TASK STATEMENT>
Select, from the data, each line where "대한체육회의" occurs.

TASK INPUT>
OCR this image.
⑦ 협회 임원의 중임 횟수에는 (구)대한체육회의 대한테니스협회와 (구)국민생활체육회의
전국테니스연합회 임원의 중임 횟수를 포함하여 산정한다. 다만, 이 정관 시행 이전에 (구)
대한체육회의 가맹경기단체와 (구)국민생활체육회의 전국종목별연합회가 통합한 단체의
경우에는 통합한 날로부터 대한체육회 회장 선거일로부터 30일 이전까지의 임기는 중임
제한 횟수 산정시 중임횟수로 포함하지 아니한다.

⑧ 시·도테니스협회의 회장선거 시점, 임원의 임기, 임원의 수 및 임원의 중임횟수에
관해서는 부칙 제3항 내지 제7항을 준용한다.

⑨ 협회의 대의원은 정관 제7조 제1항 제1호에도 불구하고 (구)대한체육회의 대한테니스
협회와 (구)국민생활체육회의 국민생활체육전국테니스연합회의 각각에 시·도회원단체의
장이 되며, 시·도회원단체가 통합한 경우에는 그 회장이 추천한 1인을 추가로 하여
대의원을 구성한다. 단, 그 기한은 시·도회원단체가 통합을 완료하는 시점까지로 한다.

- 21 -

THE SOLUTION>
⑦ 협회 임원의 중임 횟수에는 (구)대한체육회의 대한테니스협회와 (구)국민생활체육회의
대한체육회의 가맹경기단체와 (구)국민생활체육회의 전국종목별연합회가 통합한 단체의
⑨ 협회의 대의원은 정관 제7조 제1항 제1호에도 불구하고 (구)대한체육회의 대한테니스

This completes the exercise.